[Records from a collection]
....

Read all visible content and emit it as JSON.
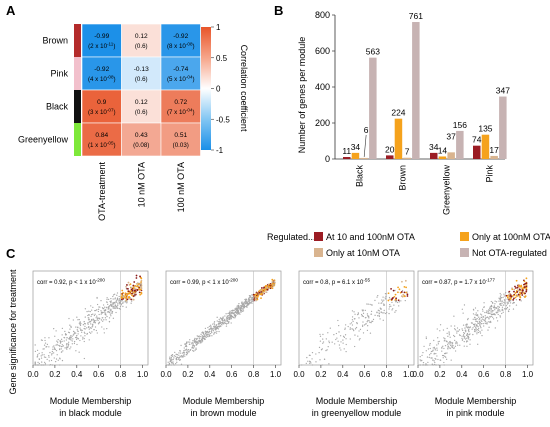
{
  "panel_labels": {
    "a": "A",
    "b": "B",
    "c": "C"
  },
  "colors": {
    "module_strips": [
      "#b42b2b",
      "#f2c0cc",
      "#111111",
      "#7ee83a"
    ],
    "bar_series": [
      "#9b1c24",
      "#f5a21c",
      "#d9b48f",
      "#c7b3b3"
    ],
    "scatter_gray": "#a8a8a8",
    "scatter_dark": "#8b1a1a",
    "scatter_orange": "#f5a21c",
    "scatter_tan": "#d8b48e"
  },
  "heatmap": {
    "type": "heatmap",
    "rows": [
      "Brown",
      "Pink",
      "Black",
      "Greenyellow"
    ],
    "columns": [
      "OTA-treatment",
      "10 nM OTA",
      "100 nM OTA"
    ],
    "values": [
      [
        -0.99,
        0.12,
        -0.92
      ],
      [
        -0.92,
        -0.13,
        -0.74
      ],
      [
        0.9,
        0.12,
        0.72
      ],
      [
        0.84,
        0.43,
        0.51
      ]
    ],
    "cell_text": [
      [
        {
          "main": "-0.99",
          "p": "(2 x 10",
          "exp": "-11",
          "close": ")"
        },
        {
          "main": "0.12",
          "p": "(0.6)",
          "exp": "",
          "close": ""
        },
        {
          "main": "-0.92",
          "p": "(8 x 10",
          "exp": "-08",
          "close": ")"
        }
      ],
      [
        {
          "main": "-0.92",
          "p": "(4 x 10",
          "exp": "-08",
          "close": ")"
        },
        {
          "main": "-0.13",
          "p": "(0.6)",
          "exp": "",
          "close": ""
        },
        {
          "main": "-0.74",
          "p": "(5 x 10",
          "exp": "-04",
          "close": ")"
        }
      ],
      [
        {
          "main": "0.9",
          "p": "(3 x 10",
          "exp": "-07",
          "close": ")"
        },
        {
          "main": "0.12",
          "p": "(0.6)",
          "exp": "",
          "close": ""
        },
        {
          "main": "0.72",
          "p": "(7 x 10",
          "exp": "-04",
          "close": ")"
        }
      ],
      [
        {
          "main": "0.84",
          "p": "(1 x 10",
          "exp": "-05",
          "close": ")"
        },
        {
          "main": "0.43",
          "p": "(0.08)",
          "exp": "",
          "close": ""
        },
        {
          "main": "0.51",
          "p": "(0.03)",
          "exp": "",
          "close": ""
        }
      ]
    ],
    "colorbar": {
      "label": "Correlation coefficient",
      "ticks": [
        "1",
        "0.5",
        "0",
        "-0.5",
        "-1"
      ],
      "tick_values": [
        1,
        0.5,
        0,
        -0.5,
        -1
      ],
      "range": [
        -1,
        1
      ]
    }
  },
  "bars": {
    "type": "bar",
    "ylabel": "Number of genes per module",
    "ylim": [
      0,
      800
    ],
    "yticks": [
      "0",
      "200",
      "400",
      "600",
      "800"
    ],
    "ytick_values": [
      0,
      200,
      400,
      600,
      800
    ],
    "categories": [
      "Black",
      "Brown",
      "Greenyellow",
      "Pink"
    ],
    "series": [
      {
        "name": "At 10 and 100nM OTA",
        "values": [
          11,
          20,
          34,
          74
        ]
      },
      {
        "name": "Only at 100nM OTA",
        "values": [
          34,
          224,
          14,
          135
        ]
      },
      {
        "name": "Only at 10nM OTA",
        "values": [
          6,
          7,
          37,
          17
        ]
      },
      {
        "name": "Not OTA-regulated",
        "values": [
          563,
          761,
          156,
          347
        ]
      }
    ],
    "value_labels": [
      [
        "11",
        "34",
        "6",
        "563"
      ],
      [
        "20",
        "224",
        "7",
        "761"
      ],
      [
        "34",
        "14",
        "37",
        "156"
      ],
      [
        "74",
        "135",
        "17",
        "347"
      ]
    ],
    "legend_title": "Regulated...",
    "legend_placement": "bottom"
  },
  "scatter": {
    "type": "scatter",
    "ylabel": "Gene significance for treatment",
    "xticks": [
      "0.0",
      "0.2",
      "0.4",
      "0.6",
      "0.8",
      "1.0"
    ],
    "xtick_values": [
      0,
      0.2,
      0.4,
      0.6,
      0.8,
      1.0
    ],
    "xlim": [
      0,
      1.05
    ],
    "ylim": [
      0,
      1.05
    ],
    "vline_x": 0.8,
    "panels": [
      {
        "module": "black",
        "corr_text": "corr = 0.92, p < 1 x 10",
        "corr_exp": "-200",
        "xlabel_1": "Module Membership",
        "xlabel_2": "in black module",
        "slope": 0.9,
        "spread": 0.12,
        "n_points": 600
      },
      {
        "module": "brown",
        "corr_text": "corr = 0.99, p < 1 x 10",
        "corr_exp": "-200",
        "xlabel_1": "Module Membership",
        "xlabel_2": "in brown module",
        "slope": 0.93,
        "spread": 0.045,
        "n_points": 760
      },
      {
        "module": "greenyellow",
        "corr_text": "corr = 0.8, p = 6.1 x 10",
        "corr_exp": "-55",
        "xlabel_1": "Module Membership",
        "xlabel_2": "in greenyellow module",
        "slope": 0.85,
        "spread": 0.14,
        "n_points": 240
      },
      {
        "module": "pink",
        "corr_text": "corr = 0.87, p = 1.7 x 10",
        "corr_exp": "-177",
        "xlabel_1": "Module Membership",
        "xlabel_2": "in pink module",
        "slope": 0.88,
        "spread": 0.12,
        "n_points": 570
      }
    ]
  }
}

....

Read the entries and pick out all lines that include the word "main".

* Task output:
          "main": "-0.99",
          "main": "0.12",
          "main": "-0.92",
          "main": "-0.92",
          "main": "-0.13",
          "main": "-0.74",
          "main": "0.9",
          "main": "0.12",
          "main": "0.72",
          "main": "0.84",
          "main": "0.43",
          "main": "0.51",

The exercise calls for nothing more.